→ **Set exercise**
Go through the listing below and gather every line with the word "木材的变形在各个方向上也不同".
[start]
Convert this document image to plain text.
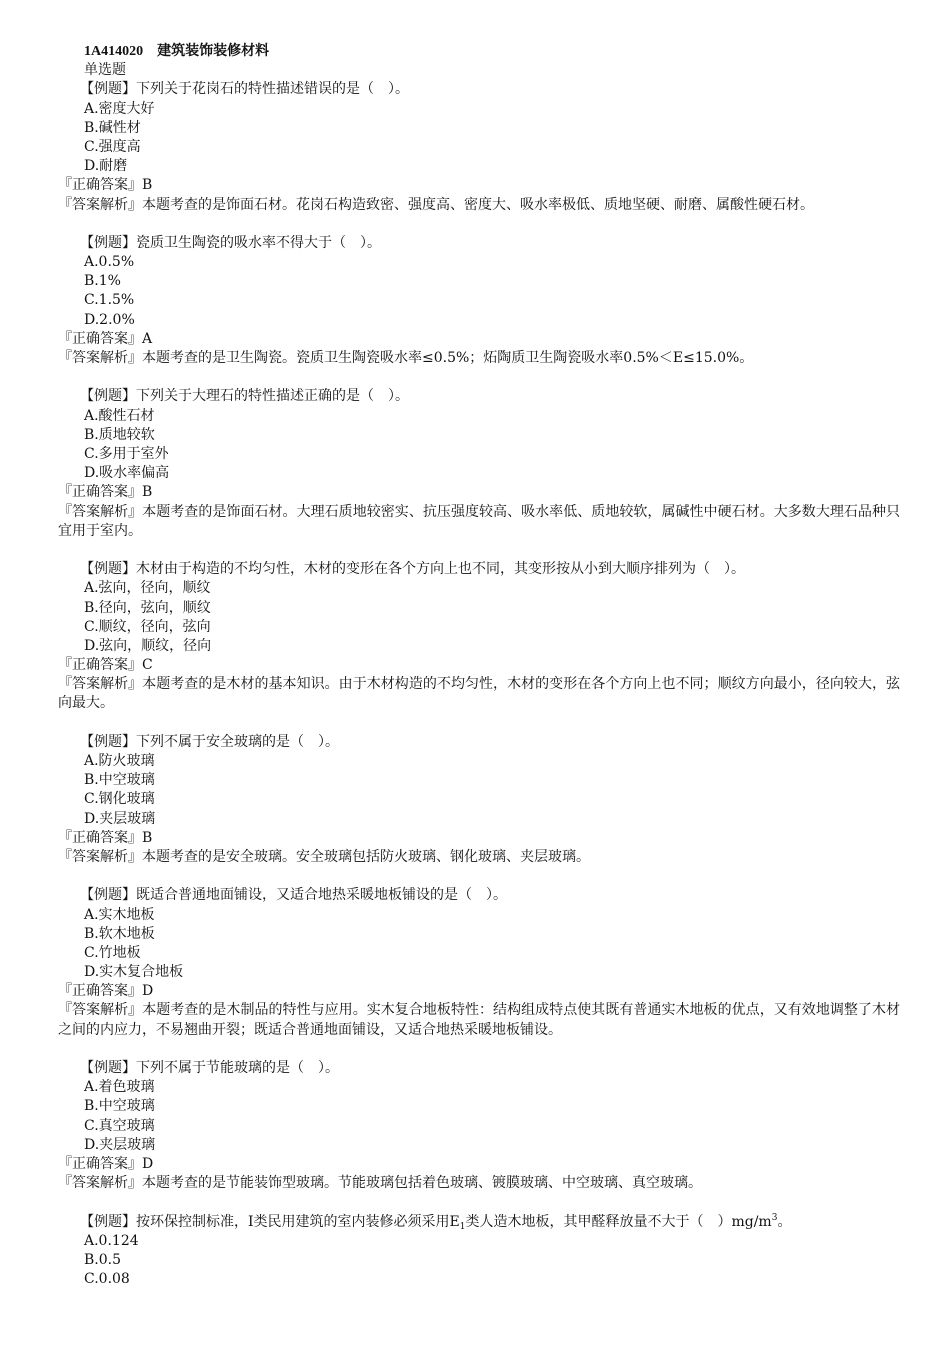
1A414020 建筑装饰装修材料
单选题
【例题】下列关于花岗石的特性描述错误的是（　）。
A.密度大好
B.碱性材
C.强度高
D.耐磨
『正确答案』B
『答案解析』本题考查的是饰面石材。花岗石构造致密、强度高、密度大、吸水率极低、质地坚硬、耐磨、属酸性硬石材。
【例题】瓷质卫生陶瓷的吸水率不得大于（　）。
A.0.5%
B.1%
C.1.5%
D.2.0%
『正确答案』A
『答案解析』本题考查的是卫生陶瓷。瓷质卫生陶瓷吸水率≤0.5%；炻陶质卫生陶瓷吸水率0.5%＜E≤15.0%。
【例题】下列关于大理石的特性描述正确的是（　）。
A.酸性石材
B.质地较软
C.多用于室外
D.吸水率偏高
『正确答案』B
『答案解析』本题考查的是饰面石材。大理石质地较密实、抗压强度较高、吸水率低、质地较软，属碱性中硬石材。大多数大理石品种只宜用于室内。
【例题】木材由于构造的不均匀性，木材的变形在各个方向上也不同，其变形按从小到大顺序排列为（　）。
A.弦向，径向，顺纹
B.径向，弦向，顺纹
C.顺纹，径向，弦向
D.弦向，顺纹，径向
『正确答案』C
『答案解析』本题考查的是木材的基本知识。由于木材构造的不均匀性，木材的变形在各个方向上也不同；顺纹方向最小，径向较大，弦向最大。
【例题】下列不属于安全玻璃的是（　）。
A.防火玻璃
B.中空玻璃
C.钢化玻璃
D.夹层玻璃
『正确答案』B
『答案解析』本题考查的是安全玻璃。安全玻璃包括防火玻璃、钢化玻璃、夹层玻璃。
【例题】既适合普通地面铺设，又适合地热采暖地板铺设的是（　）。
A.实木地板
B.软木地板
C.竹地板
D.实木复合地板
『正确答案』D
『答案解析』本题考查的是木制品的特性与应用。实木复合地板特性：结构组成特点使其既有普通实木地板的优点，又有效地调整了木材之间的内应力，不易翘曲开裂；既适合普通地面铺设，又适合地热采暖地板铺设。
【例题】下列不属于节能玻璃的是（　）。
A.着色玻璃
B.中空玻璃
C.真空玻璃
D.夹层玻璃
『正确答案』D
『答案解析』本题考查的是节能装饰型玻璃。节能玻璃包括着色玻璃、镀膜玻璃、中空玻璃、真空玻璃。
【例题】按环保控制标准，I类民用建筑的室内装修必须采用$E_1$类人造木地板，其甲醛释放量不大于（　）$mg/m^3$。
A.0.124
B.0.5
C.0.08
[end]
→ **Task answer**
【例题】木材由于构造的不均匀性，木材的变形在各个方向上也不同，其变形按从小到大顺序排列为（　）。
『答案解析』本题考查的是木材的基本知识。由于木材构造的不均匀性，木材的变形在各个方向上也不同；顺纹方向最小，径向较大，弦向最大。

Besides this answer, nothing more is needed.